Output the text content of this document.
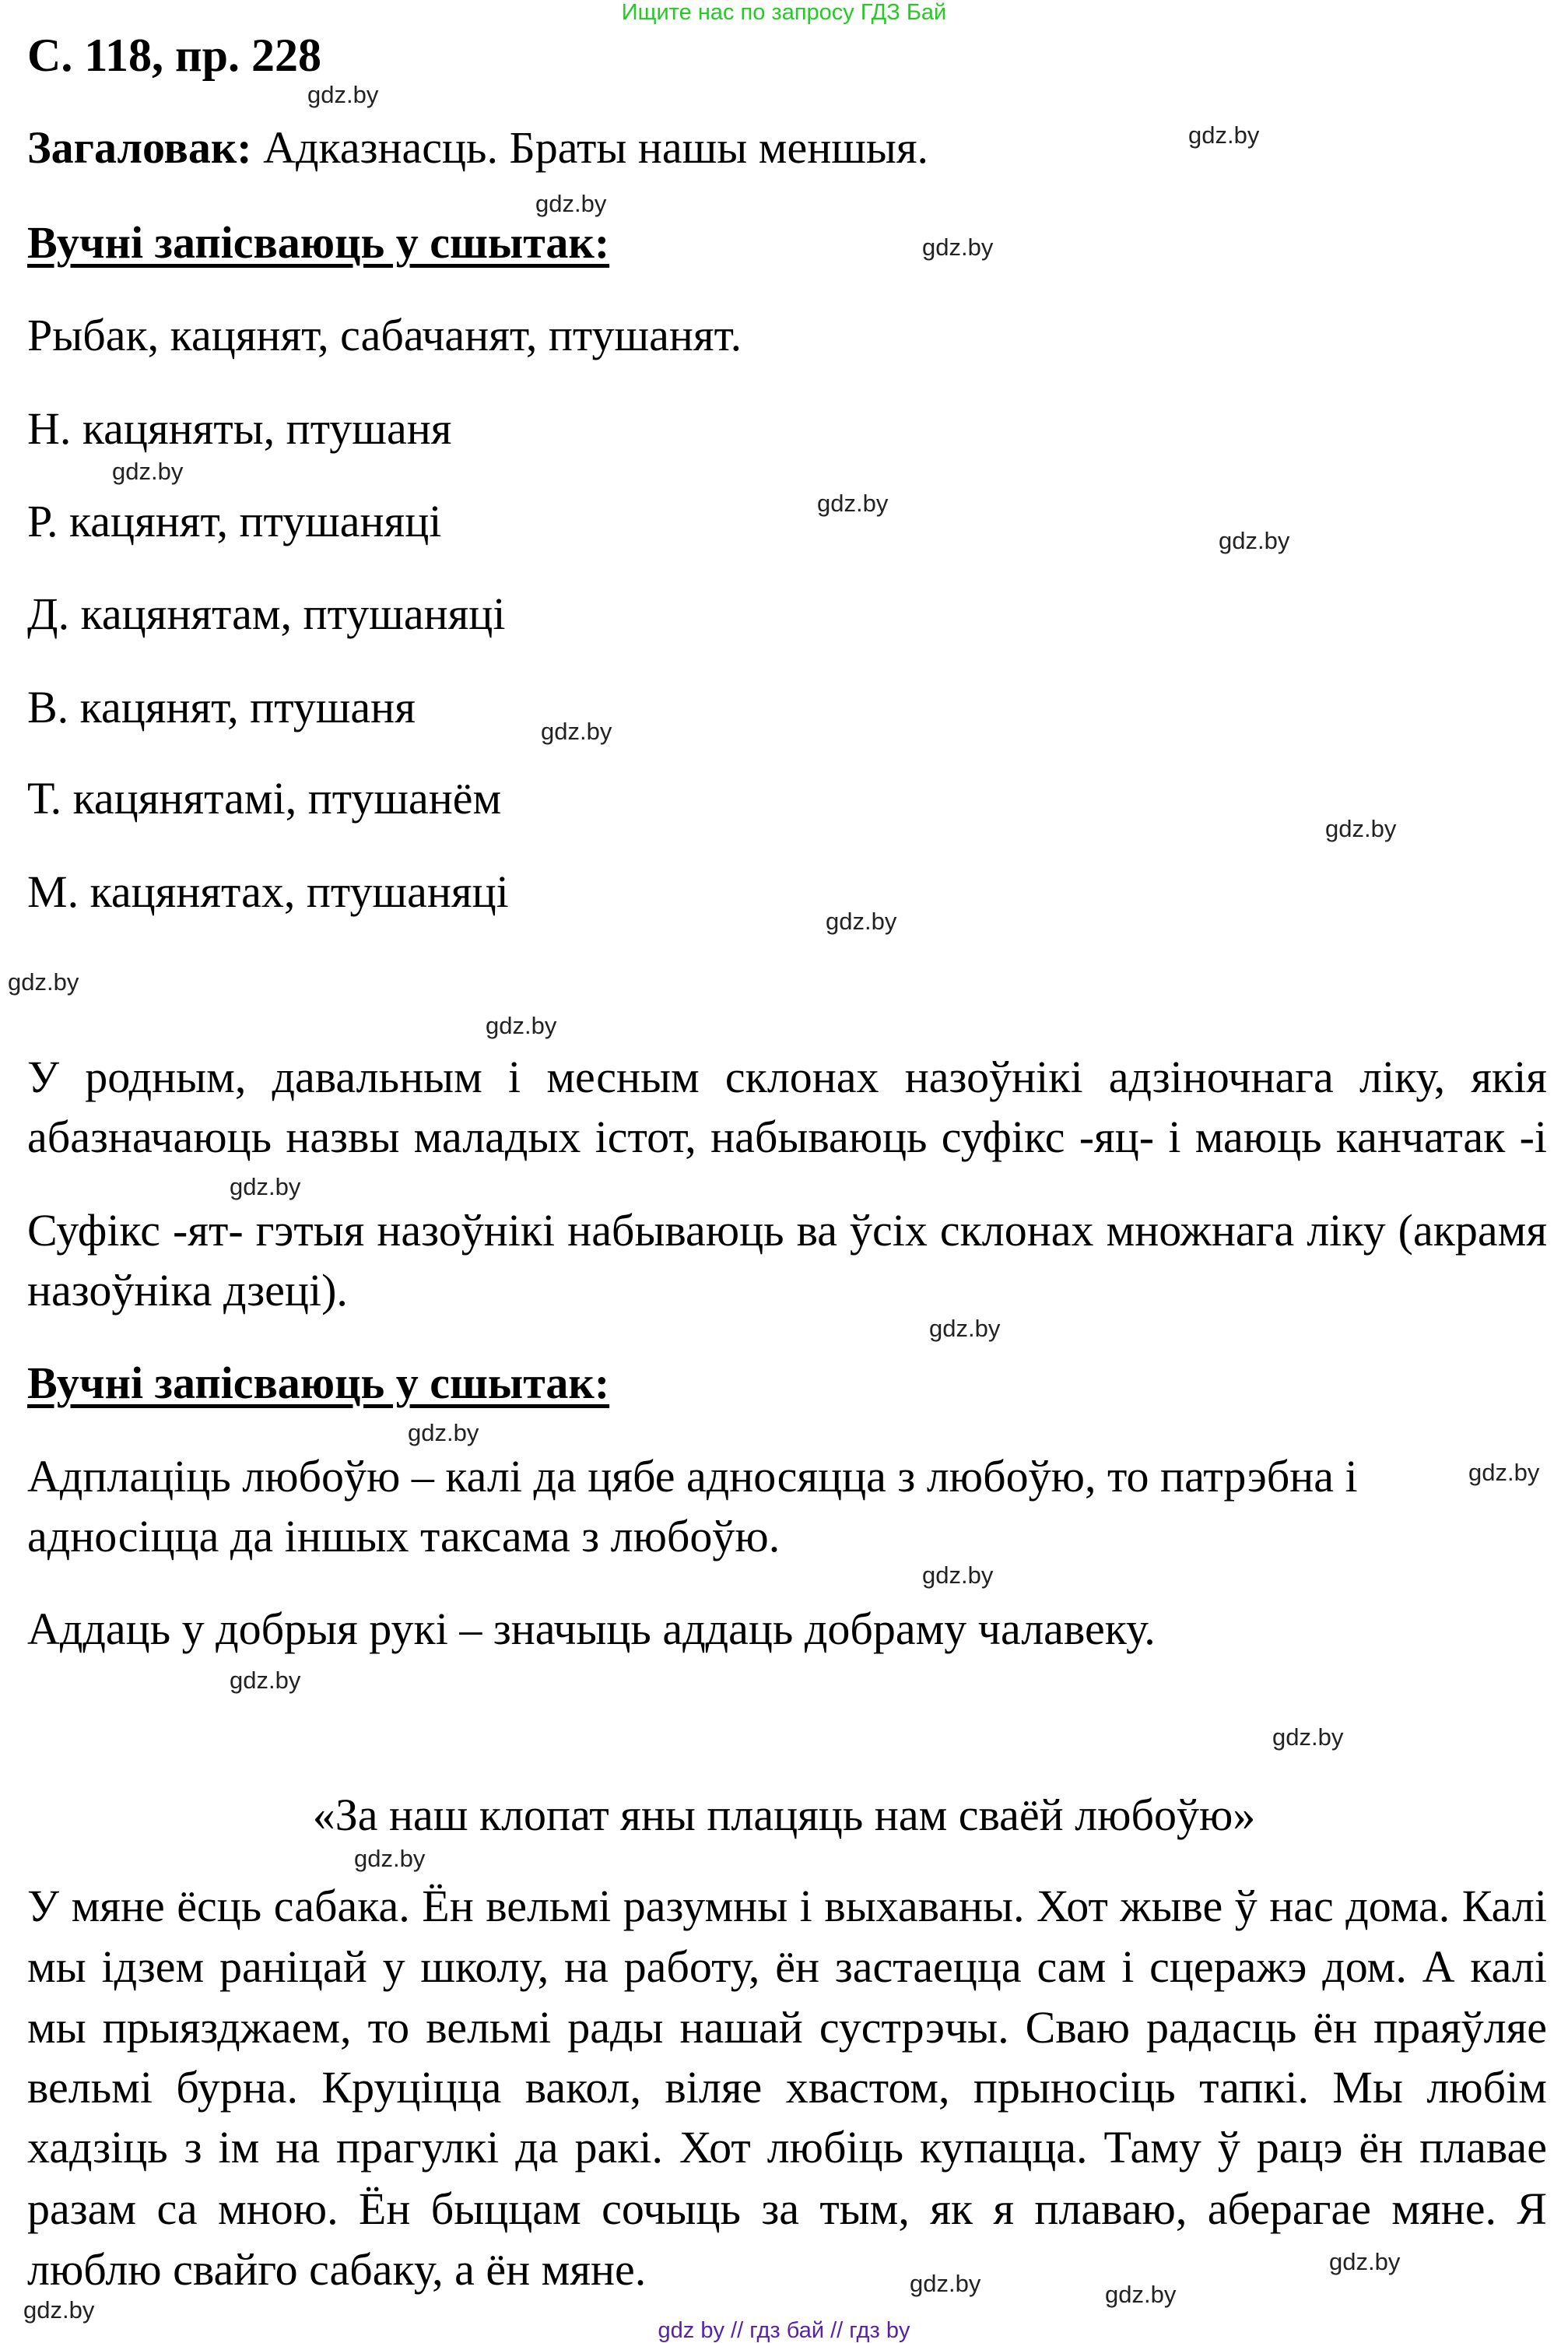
Ищите нас по запросу ГДЗ Бай
С. 118, пр. 228
Загаловак: Адказнасць. Браты нашы меншыя.
Вучні запісваюць у сшытак:
Рыбак, кацянят, сабачанят, птушанят.
Н. кацяняты, птушаня
Р. кацянят, птушаняці
Д. кацянятам, птушаняці
В. кацянят, птушаня
Т. кацянятамі, птушанём
М. кацянятах, птушаняці
У родным, давальным і месным склонах назоўнікі адзіночнага ліку, якія
абазначаюць назвы маладых істот, набываюць суфікс -яц- і маюць канчатак -і
Суфікс -ят- гэтыя назоўнікі набываюць ва ўсіх склонах множнага ліку (акрамя
назоўніка дзеці).
Вучні запісваюць у сшытак:
Адплаціць любоўю – калі да цябе адносяцца з любоўю, то патрэбна і
адносіцца да іншых таксама з любоўю.
Аддаць у добрыя рукі – значыць аддаць добраму чалавеку.
«За наш клопат яны плацяць нам сваёй любоўю»
У мяне ёсць сабака. Ён вельмі разумны і выхаваны. Хот жыве ў нас дома. Калі
мы ідзем раніцай у школу, на работу, ён застаецца сам і сцеражэ дом. А калі
мы прыязджаем, то вельмі рады нашай сустрэчы. Сваю радасць ён праяўляе
вельмі бурна. Круціцца вакол, віляе хвастом, прыносіць тапкі. Мы любім
хадзіць з ім на прагулкі да ракі. Хот любіць купацца. Таму ў рацэ ён плавае
разам са мною. Ён быццам сочыць за тым, як я плаваю, аберагае мяне. Я
люблю свайго сабаку, а ён мяне.
gdz.by
gdz.by
gdz.by
gdz.by
gdz.by
gdz.by
gdz.by
gdz.by
gdz.by
gdz.by
gdz.by
gdz.by
gdz.by
gdz.by
gdz.by
gdz.by
gdz.by
gdz.by
gdz.by
gdz.by
gdz.by
gdz.by
gdz.by
gdz.by
gdz by // гдз бай // гдз by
....
EXERCISE TASK
All of the entries above should be copied exactly, except for the pictures.

TASK SOLUTION
Output the text content of this document.
Ищите нас по запросу ГДЗ Бай
С. 118, пр. 228
Загаловак: Адказнасць. Браты нашы меншыя.
Вучні запісваюць у сшытак:
Рыбак, кацянят, сабачанят, птушанят.
Н. кацяняты, птушаня
Р. кацянят, птушаняці
Д. кацянятам, птушаняці
В. кацянят, птушаня
Т. кацянятамі, птушанём
М. кацянятах, птушаняці
У родным, давальным і месным склонах назоўнікі адзіночнага ліку, якія
абазначаюць назвы маладых істот, набываюць суфікс -яц- і маюць канчатак -і
Суфікс -ят- гэтыя назоўнікі набываюць ва ўсіх склонах множнага ліку (акрамя
назоўніка дзеці).
Вучні запісваюць у сшытак:
Адплаціць любоўю – калі да цябе адносяцца з любоўю, то патрэбна і
адносіцца да іншых таксама з любоўю.
Аддаць у добрыя рукі – значыць аддаць добраму чалавеку.
«За наш клопат яны плацяць нам сваёй любоўю»
У мяне ёсць сабака. Ён вельмі разумны і выхаваны. Хот жыве ў нас дома. Калі
мы ідзем раніцай у школу, на работу, ён застаецца сам і сцеражэ дом. А калі
мы прыязджаем, то вельмі рады нашай сустрэчы. Сваю радасць ён праяўляе
вельмі бурна. Круціцца вакол, віляе хвастом, прыносіць тапкі. Мы любім
хадзіць з ім на прагулкі да ракі. Хот любіць купацца. Таму ў рацэ ён плавае
разам са мною. Ён быццам сочыць за тым, як я плаваю, аберагае мяне. Я
люблю свайго сабаку, а ён мяне.
gdz.by
gdz.by
gdz.by
gdz.by
gdz.by
gdz.by
gdz.by
gdz.by
gdz.by
gdz.by
gdz.by
gdz.by
gdz.by
gdz.by
gdz.by
gdz.by
gdz.by
gdz.by
gdz.by
gdz.by
gdz.by
gdz.by
gdz.by
gdz.by
gdz by // гдз бай // гдз by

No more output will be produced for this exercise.